Input rows:
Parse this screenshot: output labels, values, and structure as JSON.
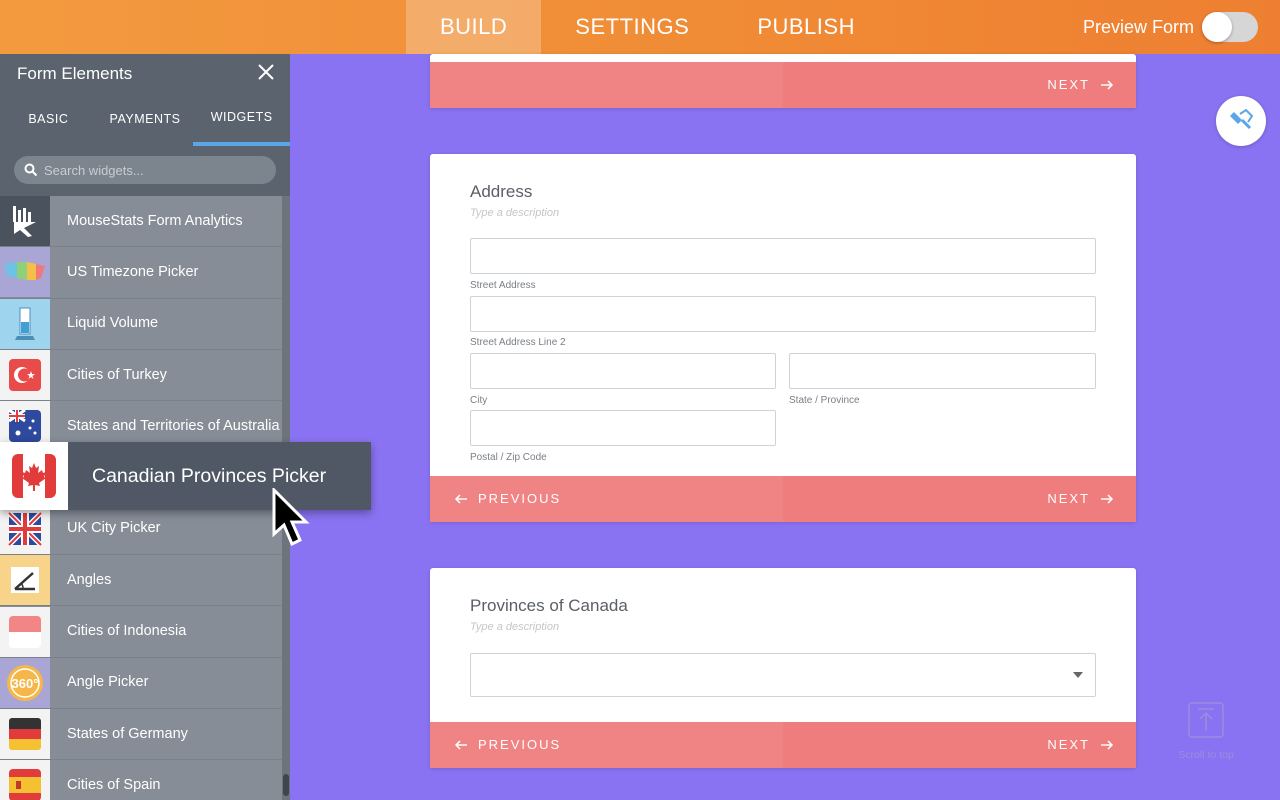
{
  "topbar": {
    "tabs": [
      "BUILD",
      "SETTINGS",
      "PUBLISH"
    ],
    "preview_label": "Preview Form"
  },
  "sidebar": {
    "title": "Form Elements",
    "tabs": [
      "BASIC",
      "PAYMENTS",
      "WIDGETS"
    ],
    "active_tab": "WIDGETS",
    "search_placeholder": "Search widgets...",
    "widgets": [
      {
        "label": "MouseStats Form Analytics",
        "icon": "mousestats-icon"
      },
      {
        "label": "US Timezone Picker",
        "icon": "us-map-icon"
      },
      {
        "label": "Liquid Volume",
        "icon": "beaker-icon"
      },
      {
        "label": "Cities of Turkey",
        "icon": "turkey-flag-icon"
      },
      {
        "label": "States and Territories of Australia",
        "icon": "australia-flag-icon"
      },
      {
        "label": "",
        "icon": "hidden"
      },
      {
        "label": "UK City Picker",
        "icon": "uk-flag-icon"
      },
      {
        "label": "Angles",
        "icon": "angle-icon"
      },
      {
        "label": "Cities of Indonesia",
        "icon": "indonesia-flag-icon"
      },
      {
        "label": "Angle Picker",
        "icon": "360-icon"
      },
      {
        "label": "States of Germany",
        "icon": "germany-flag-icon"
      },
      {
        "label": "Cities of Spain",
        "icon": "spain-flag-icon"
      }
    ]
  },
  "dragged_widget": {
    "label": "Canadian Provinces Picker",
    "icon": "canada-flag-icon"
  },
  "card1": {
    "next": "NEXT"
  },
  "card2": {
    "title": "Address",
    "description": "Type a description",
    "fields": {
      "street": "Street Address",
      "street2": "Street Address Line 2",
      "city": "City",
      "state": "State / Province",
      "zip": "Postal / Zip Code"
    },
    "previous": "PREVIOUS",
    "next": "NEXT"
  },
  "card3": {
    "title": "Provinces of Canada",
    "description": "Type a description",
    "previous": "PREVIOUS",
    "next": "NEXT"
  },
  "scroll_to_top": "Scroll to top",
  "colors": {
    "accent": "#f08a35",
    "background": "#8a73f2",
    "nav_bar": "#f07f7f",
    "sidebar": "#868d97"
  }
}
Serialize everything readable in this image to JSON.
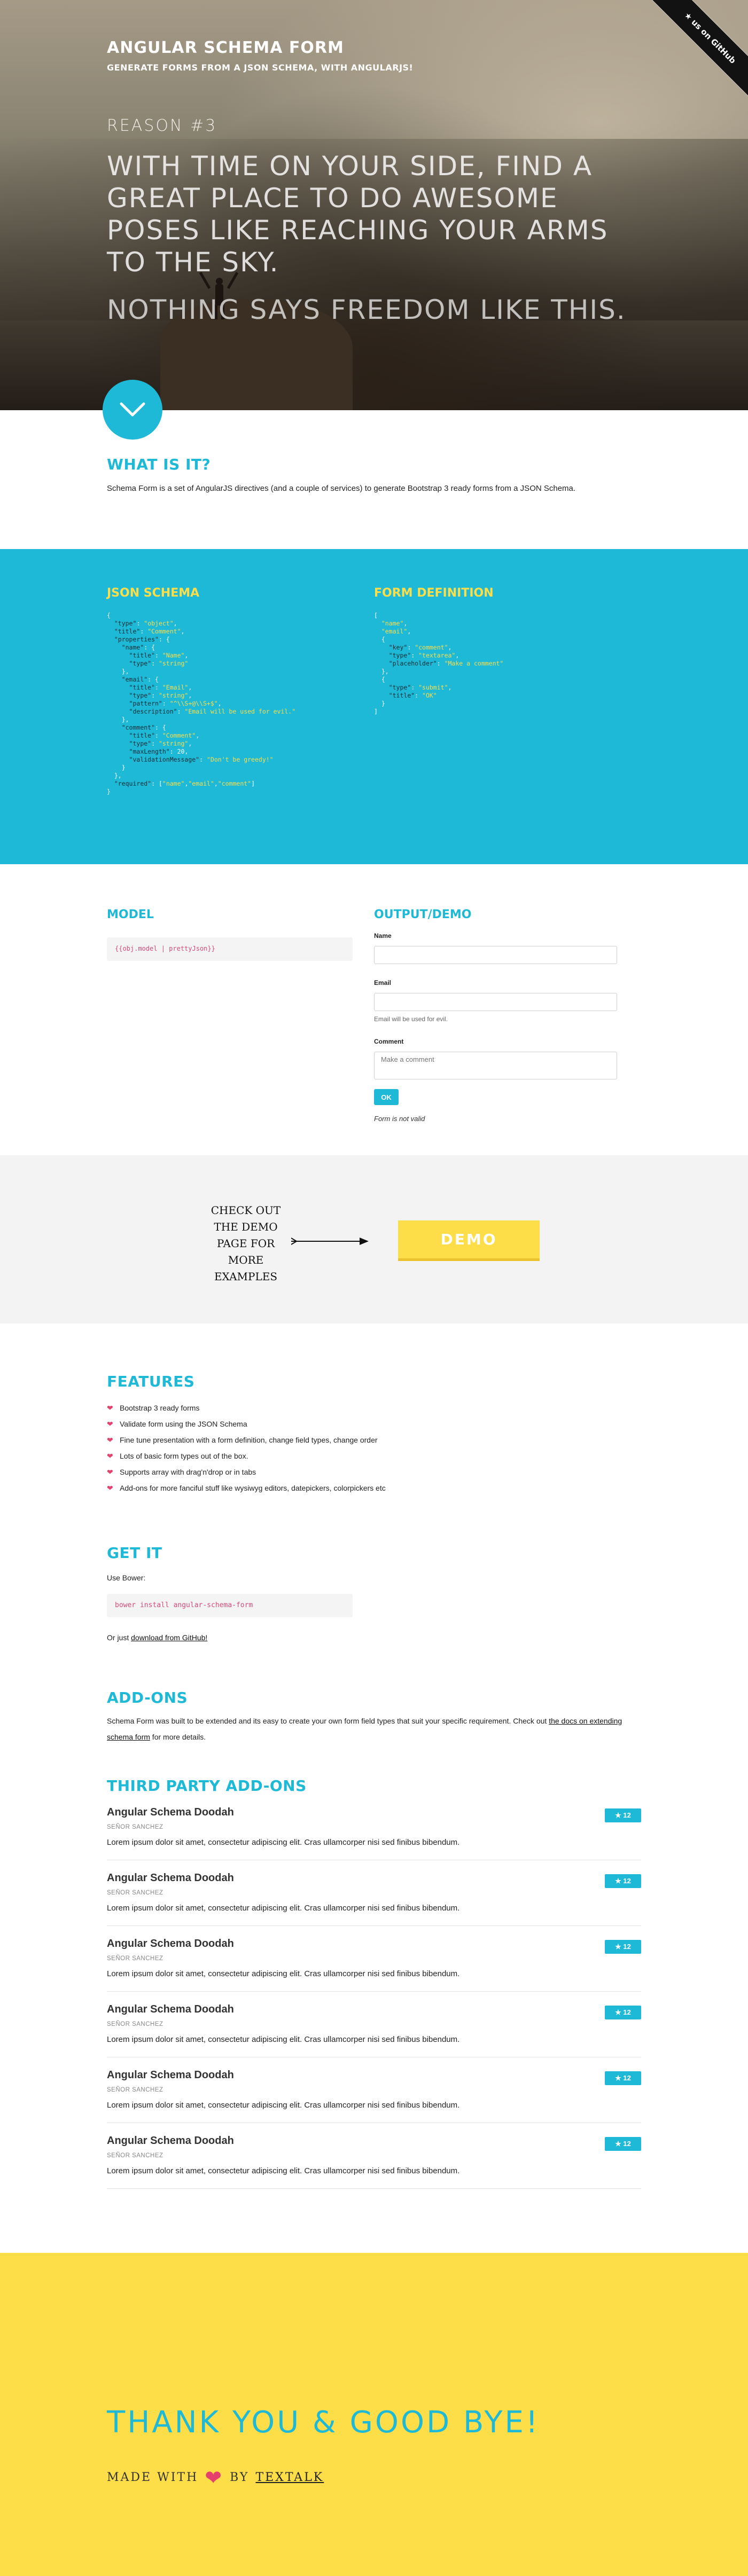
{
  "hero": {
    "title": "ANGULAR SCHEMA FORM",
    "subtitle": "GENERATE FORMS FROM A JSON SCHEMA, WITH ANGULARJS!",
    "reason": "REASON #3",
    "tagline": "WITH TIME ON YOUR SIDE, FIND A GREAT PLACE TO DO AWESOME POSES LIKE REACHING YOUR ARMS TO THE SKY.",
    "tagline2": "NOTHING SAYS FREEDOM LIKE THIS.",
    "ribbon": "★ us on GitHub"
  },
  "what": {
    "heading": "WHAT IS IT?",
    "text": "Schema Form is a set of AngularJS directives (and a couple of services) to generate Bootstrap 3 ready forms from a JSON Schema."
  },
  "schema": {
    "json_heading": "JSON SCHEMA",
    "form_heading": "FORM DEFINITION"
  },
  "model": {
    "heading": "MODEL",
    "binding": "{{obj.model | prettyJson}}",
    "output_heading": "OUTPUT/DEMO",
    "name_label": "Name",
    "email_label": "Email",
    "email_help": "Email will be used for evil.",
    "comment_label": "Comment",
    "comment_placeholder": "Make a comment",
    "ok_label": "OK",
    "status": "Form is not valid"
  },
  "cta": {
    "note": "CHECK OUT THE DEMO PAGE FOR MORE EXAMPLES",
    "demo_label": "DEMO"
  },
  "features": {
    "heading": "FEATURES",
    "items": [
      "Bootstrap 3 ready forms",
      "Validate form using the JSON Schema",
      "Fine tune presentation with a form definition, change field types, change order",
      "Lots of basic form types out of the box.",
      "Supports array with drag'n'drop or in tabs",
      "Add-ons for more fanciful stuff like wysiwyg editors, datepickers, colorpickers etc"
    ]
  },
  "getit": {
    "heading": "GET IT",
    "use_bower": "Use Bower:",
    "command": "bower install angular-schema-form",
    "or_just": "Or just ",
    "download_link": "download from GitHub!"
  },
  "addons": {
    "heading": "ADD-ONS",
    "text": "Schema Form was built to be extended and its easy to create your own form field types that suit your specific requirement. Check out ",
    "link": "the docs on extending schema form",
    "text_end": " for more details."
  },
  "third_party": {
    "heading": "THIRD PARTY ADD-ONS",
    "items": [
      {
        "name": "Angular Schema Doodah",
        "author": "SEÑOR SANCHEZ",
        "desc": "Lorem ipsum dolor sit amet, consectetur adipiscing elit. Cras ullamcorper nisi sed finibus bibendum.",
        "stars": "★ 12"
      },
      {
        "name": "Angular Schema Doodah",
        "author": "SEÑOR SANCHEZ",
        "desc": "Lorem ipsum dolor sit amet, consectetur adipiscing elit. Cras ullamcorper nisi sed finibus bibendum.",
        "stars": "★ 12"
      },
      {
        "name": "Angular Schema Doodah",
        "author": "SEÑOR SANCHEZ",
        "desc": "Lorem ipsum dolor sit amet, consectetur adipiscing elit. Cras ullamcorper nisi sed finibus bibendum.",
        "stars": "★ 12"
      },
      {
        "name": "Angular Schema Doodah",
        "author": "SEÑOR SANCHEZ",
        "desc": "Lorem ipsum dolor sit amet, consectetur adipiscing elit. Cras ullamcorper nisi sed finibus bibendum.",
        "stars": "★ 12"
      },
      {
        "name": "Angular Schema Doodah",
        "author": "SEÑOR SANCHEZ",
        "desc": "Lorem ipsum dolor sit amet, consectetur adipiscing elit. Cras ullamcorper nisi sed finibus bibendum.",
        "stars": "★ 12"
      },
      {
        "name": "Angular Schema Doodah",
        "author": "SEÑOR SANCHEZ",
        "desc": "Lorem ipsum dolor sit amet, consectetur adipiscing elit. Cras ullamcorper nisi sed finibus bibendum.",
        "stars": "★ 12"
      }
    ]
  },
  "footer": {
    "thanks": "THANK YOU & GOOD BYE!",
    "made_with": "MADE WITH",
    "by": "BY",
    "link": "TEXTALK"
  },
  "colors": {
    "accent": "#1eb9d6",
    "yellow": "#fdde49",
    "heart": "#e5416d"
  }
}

Requirements: Please list every line of the records that contains "States".

Solution:
        "label": "States and Territories of Australia",
        "label": "States of Germany",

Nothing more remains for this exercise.